* **RECORDS PROVIDED**
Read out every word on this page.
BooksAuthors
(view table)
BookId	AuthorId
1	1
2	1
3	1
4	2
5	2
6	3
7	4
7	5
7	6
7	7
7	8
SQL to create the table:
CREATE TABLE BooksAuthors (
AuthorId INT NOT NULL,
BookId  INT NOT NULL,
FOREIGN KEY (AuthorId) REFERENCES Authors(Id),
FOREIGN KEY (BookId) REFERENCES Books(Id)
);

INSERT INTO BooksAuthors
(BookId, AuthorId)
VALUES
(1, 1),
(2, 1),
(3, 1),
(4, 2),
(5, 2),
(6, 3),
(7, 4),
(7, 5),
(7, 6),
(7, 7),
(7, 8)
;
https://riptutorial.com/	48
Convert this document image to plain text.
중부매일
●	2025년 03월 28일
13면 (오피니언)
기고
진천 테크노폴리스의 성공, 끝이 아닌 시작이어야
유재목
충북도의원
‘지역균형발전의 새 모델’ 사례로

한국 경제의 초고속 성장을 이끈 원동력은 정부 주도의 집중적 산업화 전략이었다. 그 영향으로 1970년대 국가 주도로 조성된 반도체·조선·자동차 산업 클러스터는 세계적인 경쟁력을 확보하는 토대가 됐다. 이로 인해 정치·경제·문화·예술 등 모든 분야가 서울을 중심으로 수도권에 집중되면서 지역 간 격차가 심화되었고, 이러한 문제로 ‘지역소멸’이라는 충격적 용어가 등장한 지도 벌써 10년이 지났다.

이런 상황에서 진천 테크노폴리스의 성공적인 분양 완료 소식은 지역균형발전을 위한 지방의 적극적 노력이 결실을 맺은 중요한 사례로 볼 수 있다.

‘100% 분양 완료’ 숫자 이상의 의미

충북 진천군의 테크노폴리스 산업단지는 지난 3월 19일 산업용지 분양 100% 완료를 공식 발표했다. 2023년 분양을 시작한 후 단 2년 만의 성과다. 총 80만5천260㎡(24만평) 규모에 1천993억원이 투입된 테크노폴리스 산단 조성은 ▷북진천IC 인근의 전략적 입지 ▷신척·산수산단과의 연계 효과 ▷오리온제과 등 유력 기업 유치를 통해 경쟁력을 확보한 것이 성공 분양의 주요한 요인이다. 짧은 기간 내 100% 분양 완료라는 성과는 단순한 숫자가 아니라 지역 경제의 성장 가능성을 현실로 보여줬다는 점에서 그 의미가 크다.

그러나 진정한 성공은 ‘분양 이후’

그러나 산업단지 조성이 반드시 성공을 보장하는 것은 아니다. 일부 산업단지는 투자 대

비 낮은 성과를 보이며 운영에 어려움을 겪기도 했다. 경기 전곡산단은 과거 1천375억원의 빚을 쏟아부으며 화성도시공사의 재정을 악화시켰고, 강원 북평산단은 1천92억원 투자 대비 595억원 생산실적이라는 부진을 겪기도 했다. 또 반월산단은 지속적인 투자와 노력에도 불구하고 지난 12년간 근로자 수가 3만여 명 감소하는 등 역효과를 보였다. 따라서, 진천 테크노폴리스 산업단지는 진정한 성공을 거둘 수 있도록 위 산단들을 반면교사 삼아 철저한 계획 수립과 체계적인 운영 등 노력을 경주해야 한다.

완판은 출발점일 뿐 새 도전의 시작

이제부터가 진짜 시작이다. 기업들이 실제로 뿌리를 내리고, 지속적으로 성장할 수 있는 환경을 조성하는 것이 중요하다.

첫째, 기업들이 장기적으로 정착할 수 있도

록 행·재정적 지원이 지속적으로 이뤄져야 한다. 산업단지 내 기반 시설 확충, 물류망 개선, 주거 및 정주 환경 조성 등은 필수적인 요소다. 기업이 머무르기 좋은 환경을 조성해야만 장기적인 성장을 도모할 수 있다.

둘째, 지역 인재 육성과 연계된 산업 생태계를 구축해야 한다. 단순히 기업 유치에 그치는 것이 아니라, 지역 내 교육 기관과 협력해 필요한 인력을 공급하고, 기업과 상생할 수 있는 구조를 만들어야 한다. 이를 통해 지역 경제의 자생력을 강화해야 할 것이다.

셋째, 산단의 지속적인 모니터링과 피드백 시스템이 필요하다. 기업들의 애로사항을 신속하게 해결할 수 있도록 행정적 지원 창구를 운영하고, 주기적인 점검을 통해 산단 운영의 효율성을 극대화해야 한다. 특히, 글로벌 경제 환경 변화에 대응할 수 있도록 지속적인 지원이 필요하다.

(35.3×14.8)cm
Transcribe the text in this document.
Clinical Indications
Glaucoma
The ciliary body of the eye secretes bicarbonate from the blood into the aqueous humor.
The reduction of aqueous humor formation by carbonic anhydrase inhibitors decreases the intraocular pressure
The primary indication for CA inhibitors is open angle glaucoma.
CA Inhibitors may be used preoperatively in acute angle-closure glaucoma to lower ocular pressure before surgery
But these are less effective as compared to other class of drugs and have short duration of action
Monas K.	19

* **PROBLEM STATEMENT**
Lines that hold the word "text" are the ones to return, every one of them.

* **FULL OUTPUT**
Convert this document image to plain text.
Transcribe the text in this document.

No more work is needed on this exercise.